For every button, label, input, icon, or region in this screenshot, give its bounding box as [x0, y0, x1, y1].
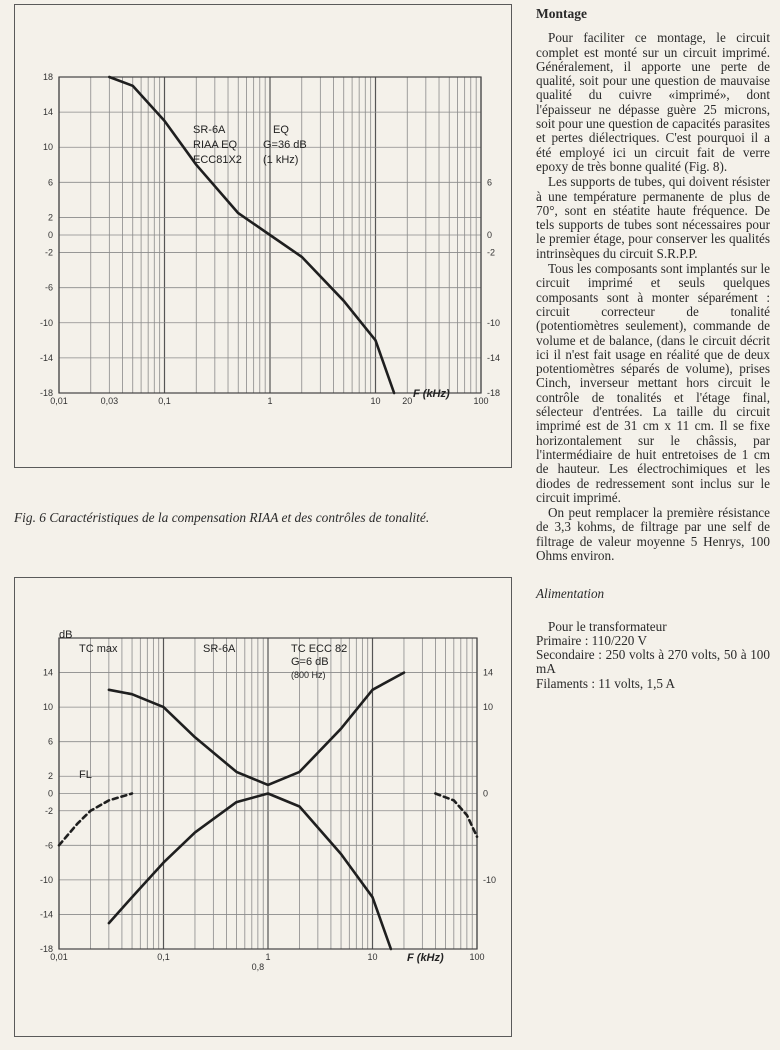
figure-caption: Fig. 6 Caractéristiques de la compensation RIAA et des contrôles de tonalité. [14, 510, 430, 525]
y-tick-label: 14 [42, 107, 53, 118]
series-line [59, 794, 132, 846]
annotation-text: TC ECC 82 [291, 643, 348, 655]
x-tick-label: 1 [267, 396, 273, 406]
annotation-text: (800 Hz) [291, 670, 326, 680]
y-tick-label: 6 [47, 177, 53, 188]
y-tick-label: -14 [39, 909, 53, 920]
series-line [109, 794, 391, 950]
y-tick-label: 10 [42, 702, 53, 713]
x-tick-label: 0,1 [157, 952, 170, 962]
tone-chart-svg [15, 578, 511, 1036]
riaa-chart-svg [15, 5, 511, 467]
x-tick-label: 100 [473, 396, 489, 406]
paragraph: Pour faciliter ce montage, le circuit complet est monté sur un circuit imprimé. Généralement, il apporte une perte de qualité, soit pour une question de mauvaise qualité du cuivre «imprimé», dont l'épaisseur ne dépasse guère 25 microns, soit pour une question de capacités parasites et pertes diélectriques. C'est pourquoi il a été employé ici un circuit fait de verre epoxy de très bonne qualité (Fig. 8). [536, 30, 770, 174]
y-tick-label: -18 [39, 388, 53, 398]
x-tick-label: 0,1 [158, 396, 171, 406]
annotation-text: G=36 dB [263, 139, 307, 151]
series-label-fl: FL [79, 769, 92, 781]
y-tick-label: 2 [47, 212, 53, 223]
series-label-tcmax: TC max [79, 643, 118, 655]
y-tick-label-right: 0 [487, 230, 493, 240]
figure-7-tone-chart [14, 577, 512, 1037]
y-tick-label-right: -10 [483, 874, 497, 885]
annotation-text: EQ [273, 124, 289, 136]
x-tick-label: 10 [367, 952, 378, 962]
y-tick-label: -10 [39, 317, 53, 328]
y-tick-label: -14 [39, 352, 53, 363]
y-tick-label-right: -10 [487, 317, 501, 328]
y-tick-label-right: 10 [483, 702, 494, 713]
x-tick-label: 0,01 [50, 396, 68, 406]
x-tick-label: 20 [402, 396, 413, 406]
y-tick-label: -18 [39, 944, 53, 954]
y-tick-label: 2 [47, 771, 53, 782]
annotation-text: RIAA EQ [193, 139, 238, 151]
chart-title: SR-6A [203, 643, 236, 655]
y-tick-label: -10 [39, 874, 53, 885]
y-tick-label-right: 0 [483, 788, 489, 799]
y-tick-label: 0 [47, 230, 53, 240]
y-tick-label-right: 6 [487, 177, 493, 188]
annotation-text: (1 kHz) [263, 154, 299, 166]
x-tick-label: 0,03 [100, 396, 119, 406]
y-tick-label-right: -2 [487, 247, 496, 258]
series-line [435, 794, 477, 837]
annotation-text: ECC81X2 [193, 154, 242, 166]
x-tick-label: 1 [265, 952, 271, 962]
y-tick-label-right: -14 [487, 352, 501, 363]
section-heading: Montage [536, 6, 587, 21]
y-tick-label-right: 14 [483, 667, 494, 678]
spec-line: Filaments : 11 volts, 1,5 A [536, 675, 676, 691]
paragraph: Pour le transformateur [548, 618, 667, 634]
y-tick-label: 18 [42, 72, 53, 82]
x-axis-label: F (kHz) [413, 388, 450, 400]
article-column [536, 7, 770, 691]
y-tick-label: -2 [44, 805, 53, 816]
y-tick-label-right: -18 [487, 388, 501, 398]
y-tick-label: 10 [42, 142, 53, 153]
subsection-heading: Alimentation [536, 586, 605, 602]
paragraph: Tous les composants sont implantés sur le circuit imprimé et seuls quelques composants sont à monter séparément : circuit correcteur de tonalité (potentiomètres seulement), commande de volume et de balance, (dans le circuit décrit ici il n'est fait usage en réalité que de deux potentiomètres séparés de volume), prises Cinch, inverseur mettant hors circuit le contrôle de tonalités et l'étage final, sélecteur d'entrées. La taille du circuit imprimé est de 31 cm x 11 cm. Il se fixe horizontalement sur le châssis, par l'intermédiaire de huit entretoises de 1 cm de hauteur. Les électrochimiques et les diodes de redressement sont inclus sur le circuit imprimé. [536, 261, 770, 505]
y-tick-label: -6 [44, 840, 53, 851]
spec-line: Primaire : 110/220 V [536, 632, 647, 648]
x-tick-label: 0,8 [251, 962, 265, 972]
paragraph: Les supports de tubes, qui doivent résister à une température permanente de plus de 70°, sont en stéatite haute fréquence. De tels supports de tubes sont nécessaires pour le premier étage, pour conserver les qualités intrinsèques du circuit S.R.P.P. [536, 174, 770, 261]
y-tick-label: -2 [44, 247, 53, 258]
annotation-text: G=6 dB [291, 656, 329, 668]
x-tick-label: 0,01 [50, 952, 68, 962]
y-axis-label: dB [59, 629, 73, 641]
x-tick-label: 100 [469, 952, 485, 962]
figure-6-riaa-chart [14, 4, 512, 468]
annotation-text: SR-6A [193, 124, 226, 136]
y-tick-label: 6 [47, 736, 53, 747]
x-tick-label: 10 [370, 396, 381, 406]
x-axis-label: F (kHz) [407, 952, 444, 964]
spec-line: Secondaire : 250 volts à 270 volts, 50 à 100 mA [536, 647, 770, 677]
paragraph: On peut remplacer la première résistance de 3,3 kohms, de filtrage par une self de filtrage de valeur moyenne 5 Henrys, 100 Ohms environ. [536, 505, 770, 563]
y-tick-label: 0 [47, 788, 53, 799]
y-tick-label: 14 [42, 667, 53, 678]
y-tick-label: -6 [44, 282, 53, 293]
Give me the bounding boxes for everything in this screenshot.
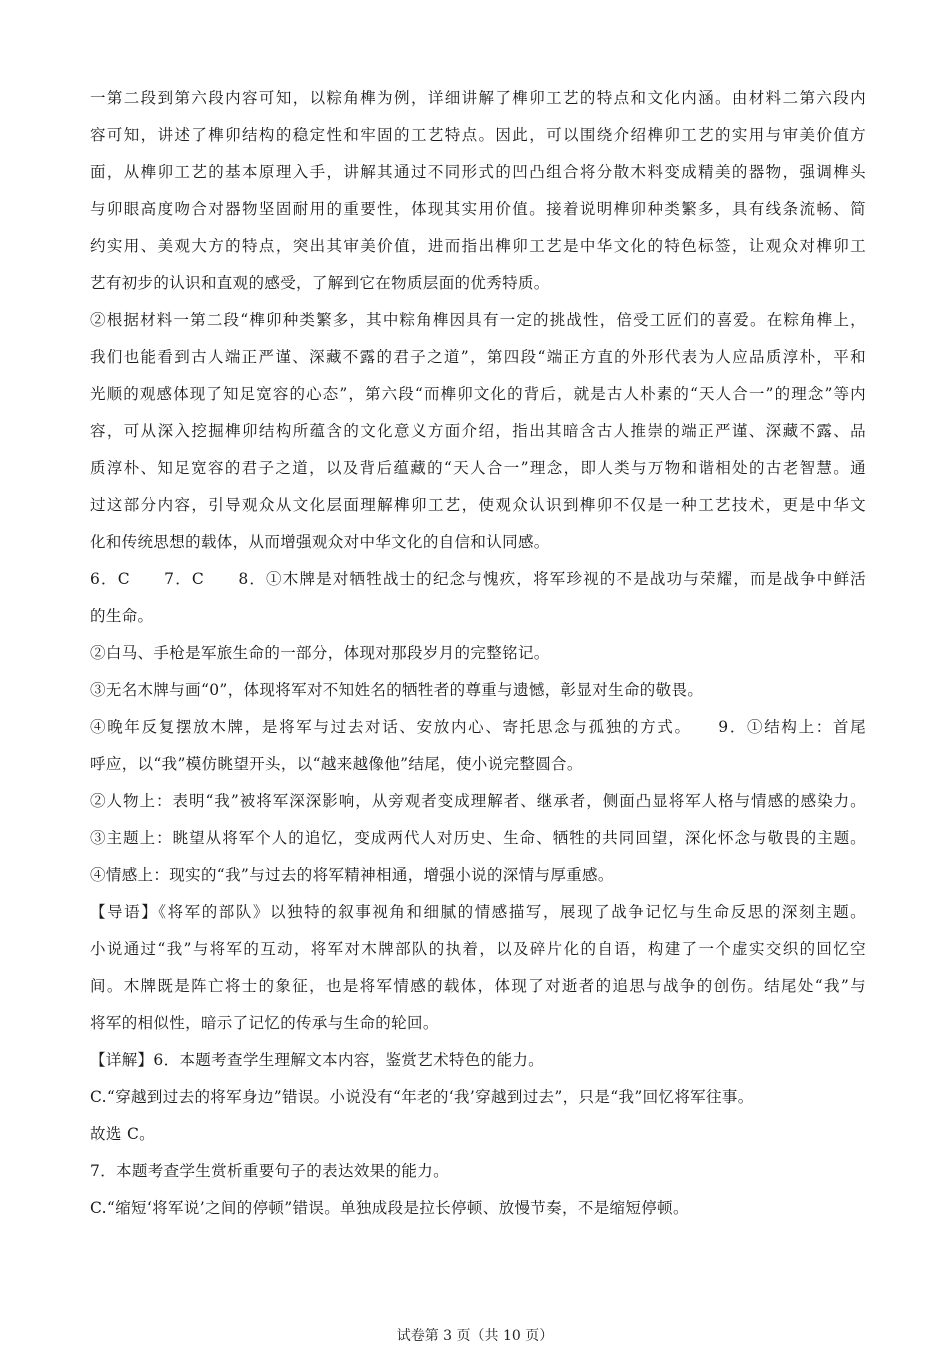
text-line: 小说通过“我”与将军的互动，将军对木牌部队的执着，以及碎片化的自语，构建了一个虚实交织的回忆空: [90, 940, 866, 958]
text-line: 的生命。: [90, 607, 154, 625]
text-line: 【导语】《将军的部队》以独特的叙事视角和细腻的情感描写，展现了战争记忆与生命反思的深刻主题。: [90, 903, 866, 921]
text-line: ②白马、手枪是军旅生命的一部分，体现对那段岁月的完整铭记。: [90, 644, 550, 662]
text-line: 6．C 7．C 8．①木牌是对牺牲战士的纪念与愧疚，将军珍视的不是战功与荣耀，而是战争中鲜活: [90, 570, 866, 588]
text-line: C.“穿越到过去的将军身边”错误。小说没有“年老的‘我’穿越到过去”，只是“我”回忆将军往事。: [90, 1088, 754, 1106]
text-line: 间。木牌既是阵亡将士的象征，也是将军情感的载体，体现了对逝者的追思与战争的创伤。结尾处“我”与: [90, 977, 866, 995]
text-line: C.“缩短‘将军说’之间的停顿”错误。单独成段是拉长停顿、放慢节奏，不是缩短停顿。: [90, 1199, 689, 1217]
text-line: 与卯眼高度吻合对器物坚固耐用的重要性，体现其实用价值。接着说明榫卯种类繁多，具有线条流畅、简: [90, 200, 866, 218]
text-line: ②根据材料一第二段“榫卯种类繁多，其中粽角榫因具有一定的挑战性，倍受工匠们的喜爱。在粽角榫上，: [90, 311, 866, 329]
text-line: 将军的相似性，暗示了记忆的传承与生命的轮回。: [90, 1014, 439, 1032]
page-footer: 试卷第 3 页（共 10 页）: [396, 1328, 554, 1344]
text-line: 【详解】6．本题考查学生理解文本内容，鉴赏艺术特色的能力。: [90, 1051, 545, 1069]
text-line: 我们也能看到古人端正严谨、深藏不露的君子之道”，第四段“端正方直的外形代表为人应品质淳朴，平和: [90, 348, 866, 366]
text-line: 化和传统思想的载体，从而增强观众对中华文化的自信和认同感。: [90, 533, 550, 551]
text-line: ②人物上：表明“我”被将军深深影响，从旁观者变成理解者、继承者，侧面凸显将军人格与情感的感染力。: [90, 792, 866, 810]
text-line: 过这部分内容，引导观众从文化层面理解榫卯工艺，使观众认识到榫卯不仅是一种工艺技术，更是中华文: [90, 496, 866, 514]
text-line: 呼应，以“我”模仿眺望开头，以“越来越像他”结尾，使小说完整圆合。: [90, 755, 583, 773]
text-line: 容，可从深入挖掘榫卯结构所蕴含的文化意义方面介绍，指出其暗含古人推崇的端正严谨、深藏不露、品: [90, 422, 866, 440]
text-line: ③主题上：眺望从将军个人的追忆，变成两代人对历史、生命、牺牲的共同回望，深化怀念与敬畏的主题。: [90, 829, 866, 847]
text-line: 容可知，讲述了榫卯结构的稳定性和牢固的工艺特点。因此，可以围绕介绍榫卯工艺的实用与审美价值方: [90, 126, 866, 144]
answer-text-body: [90, 80, 866, 1227]
text-line: 约实用、美观大方的特点，突出其审美价值，进而指出榫卯工艺是中华文化的特色标签，让观众对榫卯工: [90, 237, 866, 255]
text-line: 一第二段到第六段内容可知，以粽角榫为例，详细讲解了榫卯工艺的特点和文化内涵。由材料二第六段内: [90, 89, 866, 107]
text-line: ④晚年反复摆放木牌，是将军与过去对话、安放内心、寄托思念与孤独的方式。 9．①结构上：首尾: [90, 718, 866, 736]
text-line: ④情感上：现实的“我”与过去的将军精神相通，增强小说的深情与厚重感。: [90, 866, 614, 884]
text-line: 艺有初步的认识和直观的感受，了解到它在物质层面的优秀特质。: [90, 274, 550, 292]
text-line: 光顺的观感体现了知足宽容的心态”，第六段“而榫卯文化的背后，就是古人朴素的“天人合一”的理念”等内: [90, 385, 866, 403]
text-line: 7．本题考查学生赏析重要句子的表达效果的能力。: [90, 1162, 449, 1180]
text-line: 质淳朴、知足宽容的君子之道，以及背后蕴藏的“天人合一”理念，即人类与万物和谐相处的古老智慧。通: [90, 459, 866, 477]
text-line: ③无名木牌与画“0”，体现将军对不知姓名的牺牲者的尊重与遗憾，彰显对生命的敬畏。: [90, 681, 704, 699]
text-line: 故选 C。: [90, 1125, 156, 1143]
text-line: 面，从榫卯工艺的基本原理入手，讲解其通过不同形式的凹凸组合将分散木料变成精美的器物，强调榫头: [90, 163, 866, 181]
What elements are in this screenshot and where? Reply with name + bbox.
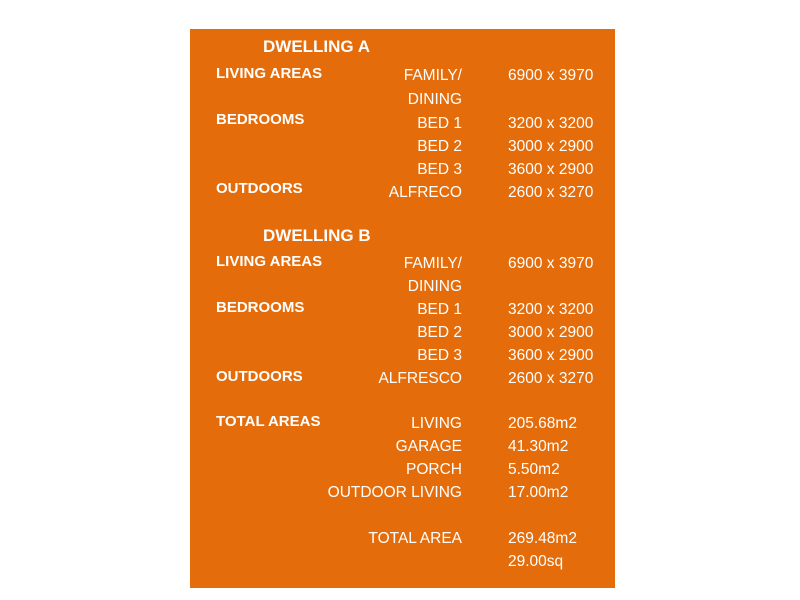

| What needs to be done |
Rewrite the lines starting with the one that has "940, 866, 958]" and stopping after the one that has "text-line: 6．C 7．C", swapping "将军" for "老将军" and leaving everything else unchanged.

| Response |
text-line: 小说通过“我”与老将军的互动，老将军对木牌部队的执着，以及碎片化的自语，构建了一个虚实交织的回忆空: [90, 940, 866, 958]
text-line: 的生命。: [90, 607, 154, 625]
text-line: 【导语】《老将军的部队》以独特的叙事视角和细腻的情感描写，展现了战争记忆与生命反思的深刻主题。: [90, 903, 866, 921]
text-line: ②白马、手枪是军旅生命的一部分，体现对那段岁月的完整铭记。: [90, 644, 550, 662]
text-line: 6．C 7．C 8．①木牌是对牺牲战士的纪念与愧疚，老将军珍视的不是战功与荣耀，而是战争中鲜活: [90, 570, 866, 588]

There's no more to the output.